[WHAT IS NEEDED]:
Find each line in the records that contains the string "好的姐姐", and copy those lines out in full.

[DATA]:

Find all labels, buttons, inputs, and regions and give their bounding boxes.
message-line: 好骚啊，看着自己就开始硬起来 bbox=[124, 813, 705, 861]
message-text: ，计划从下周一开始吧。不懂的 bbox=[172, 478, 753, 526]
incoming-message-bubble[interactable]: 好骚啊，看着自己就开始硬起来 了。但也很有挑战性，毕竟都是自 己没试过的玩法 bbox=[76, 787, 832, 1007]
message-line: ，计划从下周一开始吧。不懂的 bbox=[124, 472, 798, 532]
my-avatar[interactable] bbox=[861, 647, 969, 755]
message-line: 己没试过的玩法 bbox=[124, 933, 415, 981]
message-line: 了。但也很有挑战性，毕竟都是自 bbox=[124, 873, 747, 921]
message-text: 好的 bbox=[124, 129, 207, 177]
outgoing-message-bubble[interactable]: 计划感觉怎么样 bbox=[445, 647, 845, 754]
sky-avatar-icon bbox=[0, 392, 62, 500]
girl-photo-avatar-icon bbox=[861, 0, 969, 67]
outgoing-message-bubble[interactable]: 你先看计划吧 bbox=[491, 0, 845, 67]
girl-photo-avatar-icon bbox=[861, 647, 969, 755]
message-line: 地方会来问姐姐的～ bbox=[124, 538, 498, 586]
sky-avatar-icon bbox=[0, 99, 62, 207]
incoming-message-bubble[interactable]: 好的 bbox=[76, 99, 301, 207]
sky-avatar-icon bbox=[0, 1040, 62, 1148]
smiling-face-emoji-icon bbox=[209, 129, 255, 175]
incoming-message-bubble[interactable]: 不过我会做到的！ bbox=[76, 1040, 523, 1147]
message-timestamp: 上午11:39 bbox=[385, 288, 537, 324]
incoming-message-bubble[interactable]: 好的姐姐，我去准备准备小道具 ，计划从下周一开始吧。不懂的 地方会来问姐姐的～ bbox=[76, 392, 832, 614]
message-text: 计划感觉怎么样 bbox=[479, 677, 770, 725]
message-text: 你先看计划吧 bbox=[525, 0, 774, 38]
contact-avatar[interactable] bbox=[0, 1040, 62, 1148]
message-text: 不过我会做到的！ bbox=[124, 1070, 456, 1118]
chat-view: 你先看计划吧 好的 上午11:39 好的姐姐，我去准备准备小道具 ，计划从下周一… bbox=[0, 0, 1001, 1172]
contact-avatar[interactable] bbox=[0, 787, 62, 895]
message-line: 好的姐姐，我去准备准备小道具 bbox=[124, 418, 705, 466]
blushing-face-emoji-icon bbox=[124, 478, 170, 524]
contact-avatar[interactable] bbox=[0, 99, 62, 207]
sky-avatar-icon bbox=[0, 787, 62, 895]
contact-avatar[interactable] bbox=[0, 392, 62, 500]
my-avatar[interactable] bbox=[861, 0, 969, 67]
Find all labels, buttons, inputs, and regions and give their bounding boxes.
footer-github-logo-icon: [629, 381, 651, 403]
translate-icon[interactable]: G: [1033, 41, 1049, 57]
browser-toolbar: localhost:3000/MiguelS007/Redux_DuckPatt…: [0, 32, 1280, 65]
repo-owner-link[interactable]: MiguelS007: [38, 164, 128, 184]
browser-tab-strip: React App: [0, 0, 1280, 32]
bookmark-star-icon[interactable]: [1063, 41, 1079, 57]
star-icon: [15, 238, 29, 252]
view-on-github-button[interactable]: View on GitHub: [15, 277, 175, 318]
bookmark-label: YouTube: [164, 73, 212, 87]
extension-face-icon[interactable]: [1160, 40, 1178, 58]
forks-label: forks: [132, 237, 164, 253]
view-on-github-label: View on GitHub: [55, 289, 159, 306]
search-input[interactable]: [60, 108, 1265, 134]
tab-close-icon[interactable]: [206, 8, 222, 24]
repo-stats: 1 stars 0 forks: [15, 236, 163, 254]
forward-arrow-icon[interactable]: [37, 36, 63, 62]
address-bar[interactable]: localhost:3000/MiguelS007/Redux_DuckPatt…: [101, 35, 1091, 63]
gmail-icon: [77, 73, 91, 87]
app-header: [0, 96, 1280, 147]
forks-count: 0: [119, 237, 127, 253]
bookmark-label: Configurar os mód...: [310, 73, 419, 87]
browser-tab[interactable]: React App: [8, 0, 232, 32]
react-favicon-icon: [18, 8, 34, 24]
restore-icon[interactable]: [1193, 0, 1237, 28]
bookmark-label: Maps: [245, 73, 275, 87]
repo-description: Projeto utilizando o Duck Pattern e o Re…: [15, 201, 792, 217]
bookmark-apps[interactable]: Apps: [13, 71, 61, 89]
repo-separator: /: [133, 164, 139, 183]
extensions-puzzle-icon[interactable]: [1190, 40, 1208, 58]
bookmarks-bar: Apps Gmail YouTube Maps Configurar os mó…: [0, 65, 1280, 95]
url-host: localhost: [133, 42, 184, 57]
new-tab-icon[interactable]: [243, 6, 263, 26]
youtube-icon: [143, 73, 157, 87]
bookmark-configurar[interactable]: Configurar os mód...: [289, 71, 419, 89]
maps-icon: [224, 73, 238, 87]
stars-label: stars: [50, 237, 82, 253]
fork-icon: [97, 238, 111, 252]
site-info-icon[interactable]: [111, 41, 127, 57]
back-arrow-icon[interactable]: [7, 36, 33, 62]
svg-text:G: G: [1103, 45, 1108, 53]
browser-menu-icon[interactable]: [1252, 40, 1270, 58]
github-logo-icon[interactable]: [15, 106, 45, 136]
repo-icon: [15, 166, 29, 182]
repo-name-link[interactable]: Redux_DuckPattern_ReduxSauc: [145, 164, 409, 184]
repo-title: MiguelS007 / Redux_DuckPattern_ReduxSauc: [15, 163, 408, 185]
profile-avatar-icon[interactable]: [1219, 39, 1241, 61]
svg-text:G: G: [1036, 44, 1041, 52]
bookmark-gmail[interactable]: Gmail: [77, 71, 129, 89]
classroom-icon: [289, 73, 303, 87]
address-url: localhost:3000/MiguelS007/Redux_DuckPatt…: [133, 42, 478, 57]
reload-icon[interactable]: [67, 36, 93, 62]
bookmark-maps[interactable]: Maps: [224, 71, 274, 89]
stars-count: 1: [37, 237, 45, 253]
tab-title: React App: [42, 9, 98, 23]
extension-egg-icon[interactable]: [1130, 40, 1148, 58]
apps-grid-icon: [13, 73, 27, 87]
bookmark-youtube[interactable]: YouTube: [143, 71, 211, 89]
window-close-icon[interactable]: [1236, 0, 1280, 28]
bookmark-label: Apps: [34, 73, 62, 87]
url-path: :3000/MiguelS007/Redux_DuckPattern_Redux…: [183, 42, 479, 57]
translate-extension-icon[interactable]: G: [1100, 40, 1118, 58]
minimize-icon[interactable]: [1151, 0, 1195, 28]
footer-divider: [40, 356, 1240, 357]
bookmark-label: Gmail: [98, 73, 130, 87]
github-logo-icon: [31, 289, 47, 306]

[RESPONSE BELOW]:
incoming-message-bubble[interactable]: 好的姐姐，我去准备准备小道具 ，计划从下周一开始吧。不懂的 地方会来问姐姐的～ bbox=[76, 392, 832, 614]
chat-view: 你先看计划吧 好的 上午11:39 好的姐姐，我去准备准备小道具 ，计划从下周一… bbox=[0, 0, 1001, 1172]
message-line: 好的姐姐，我去准备准备小道具 bbox=[124, 418, 705, 466]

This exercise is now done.